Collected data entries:

• • • • •

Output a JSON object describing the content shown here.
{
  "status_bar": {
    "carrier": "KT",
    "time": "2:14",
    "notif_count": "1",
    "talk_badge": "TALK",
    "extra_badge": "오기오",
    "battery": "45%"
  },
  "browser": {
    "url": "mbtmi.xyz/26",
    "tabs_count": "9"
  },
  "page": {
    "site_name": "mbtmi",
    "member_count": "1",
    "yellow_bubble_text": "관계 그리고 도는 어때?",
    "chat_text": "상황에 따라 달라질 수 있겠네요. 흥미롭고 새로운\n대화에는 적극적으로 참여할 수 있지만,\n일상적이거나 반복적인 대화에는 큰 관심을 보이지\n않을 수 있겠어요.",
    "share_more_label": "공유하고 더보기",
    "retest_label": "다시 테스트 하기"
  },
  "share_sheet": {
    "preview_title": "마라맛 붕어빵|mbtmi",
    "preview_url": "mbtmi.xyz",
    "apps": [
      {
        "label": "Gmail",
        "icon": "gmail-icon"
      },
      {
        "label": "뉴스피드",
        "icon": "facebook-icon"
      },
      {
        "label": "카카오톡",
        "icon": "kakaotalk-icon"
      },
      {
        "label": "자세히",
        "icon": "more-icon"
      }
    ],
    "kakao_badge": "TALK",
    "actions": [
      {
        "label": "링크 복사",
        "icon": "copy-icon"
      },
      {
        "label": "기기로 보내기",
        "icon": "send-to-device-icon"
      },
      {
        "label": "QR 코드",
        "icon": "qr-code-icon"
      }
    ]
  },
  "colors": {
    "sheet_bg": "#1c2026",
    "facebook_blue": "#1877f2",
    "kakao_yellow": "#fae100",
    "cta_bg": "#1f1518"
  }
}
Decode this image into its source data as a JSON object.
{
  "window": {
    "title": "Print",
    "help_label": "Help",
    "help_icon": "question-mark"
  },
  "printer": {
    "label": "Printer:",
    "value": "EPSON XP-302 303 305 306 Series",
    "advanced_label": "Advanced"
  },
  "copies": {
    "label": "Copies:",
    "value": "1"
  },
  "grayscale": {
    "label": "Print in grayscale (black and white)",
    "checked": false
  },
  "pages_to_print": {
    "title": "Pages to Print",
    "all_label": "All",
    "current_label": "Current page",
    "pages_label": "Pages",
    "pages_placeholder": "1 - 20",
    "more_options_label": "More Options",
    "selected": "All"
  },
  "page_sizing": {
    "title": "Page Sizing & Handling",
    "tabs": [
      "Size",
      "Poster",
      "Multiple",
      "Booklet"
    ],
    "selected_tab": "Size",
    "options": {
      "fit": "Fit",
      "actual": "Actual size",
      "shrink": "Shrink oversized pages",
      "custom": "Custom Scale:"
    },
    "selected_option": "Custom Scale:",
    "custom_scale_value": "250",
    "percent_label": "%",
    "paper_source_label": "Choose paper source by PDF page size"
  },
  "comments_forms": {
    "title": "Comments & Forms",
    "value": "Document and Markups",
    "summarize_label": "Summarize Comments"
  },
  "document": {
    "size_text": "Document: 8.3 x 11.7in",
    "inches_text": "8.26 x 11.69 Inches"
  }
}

• • • • •

__Task brief__
Can you reproduce all the material exactly?

__Reply to the task__
Output a JSON object describing the content shown here.
{
  "status_bar": {
    "carrier": "KT",
    "time": "2:14",
    "notif_count": "1",
    "talk_badge": "TALK",
    "extra_badge": "오기오",
    "battery": "45%"
  },
  "browser": {
    "url": "mbtmi.xyz/26",
    "tabs_count": "9"
  },
  "page": {
    "site_name": "mbtmi",
    "member_count": "1",
    "yellow_bubble_text": "관계 그리고 도는 어때?",
    "chat_text": "상황에 따라 달라질 수 있겠네요. 흥미롭고 새로운\n대화에는 적극적으로 참여할 수 있지만,\n일상적이거나 반복적인 대화에는 큰 관심을 보이지\n않을 수 있겠어요.",
    "share_more_label": "공유하고 더보기",
    "retest_label": "다시 테스트 하기"
  },
  "share_sheet": {
    "preview_title": "마라맛 붕어빵|mbtmi",
    "preview_url": "mbtmi.xyz",
    "apps": [
      {
        "label": "Gmail",
        "icon": "gmail-icon"
      },
      {
        "label": "뉴스피드",
        "icon": "facebook-icon"
      },
      {
        "label": "카카오톡",
        "icon": "kakaotalk-icon"
      },
      {
        "label": "자세히",
        "icon": "more-icon"
      }
    ],
    "kakao_badge": "TALK",
    "actions": [
      {
        "label": "링크 복사",
        "icon": "copy-icon"
      },
      {
        "label": "기기로 보내기",
        "icon": "send-to-device-icon"
      },
      {
        "label": "QR 코드",
        "icon": "qr-code-icon"
      }
    ]
  },
  "colors": {
    "sheet_bg": "#1c2026",
    "facebook_blue": "#1877f2",
    "kakao_yellow": "#fae100",
    "cta_bg": "#1f1518"
  }
}
Decode this image into its source data as a JSON object.
{
  "window": {
    "title": "Print",
    "help_label": "Help",
    "help_icon": "question-mark"
  },
  "printer": {
    "label": "Printer:",
    "value": "EPSON XP-302 303 305 306 Series",
    "advanced_label": "Advanced"
  },
  "copies": {
    "label": "Copies:",
    "value": "1"
  },
  "grayscale": {
    "label": "Print in grayscale (black and white)",
    "checked": false
  },
  "pages_to_print": {
    "title": "Pages to Print",
    "all_label": "All",
    "current_label": "Current page",
    "pages_label": "Pages",
    "pages_placeholder": "1 - 20",
    "more_options_label": "More Options",
    "selected": "All"
  },
  "page_sizing": {
    "title": "Page Sizing & Handling",
    "tabs": [
      "Size",
      "Poster",
      "Multiple",
      "Booklet"
    ],
    "selected_tab": "Size",
    "options": {
      "fit": "Fit",
      "actual": "Actual size",
      "shrink": "Shrink oversized pages",
      "custom": "Custom Scale:"
    },
    "selected_option": "Custom Scale:",
    "custom_scale_value": "250",
    "percent_label": "%",
    "paper_source_label": "Choose paper source by PDF page size"
  },
  "comments_forms": {
    "title": "Comments & Forms",
    "value": "Document and Markups",
    "summarize_label": "Summarize Comments"
  },
  "document": {
    "size_text": "Document: 8.3 x 11.7in",
    "inches_text": "8.26 x 11.69 Inches"
  }
}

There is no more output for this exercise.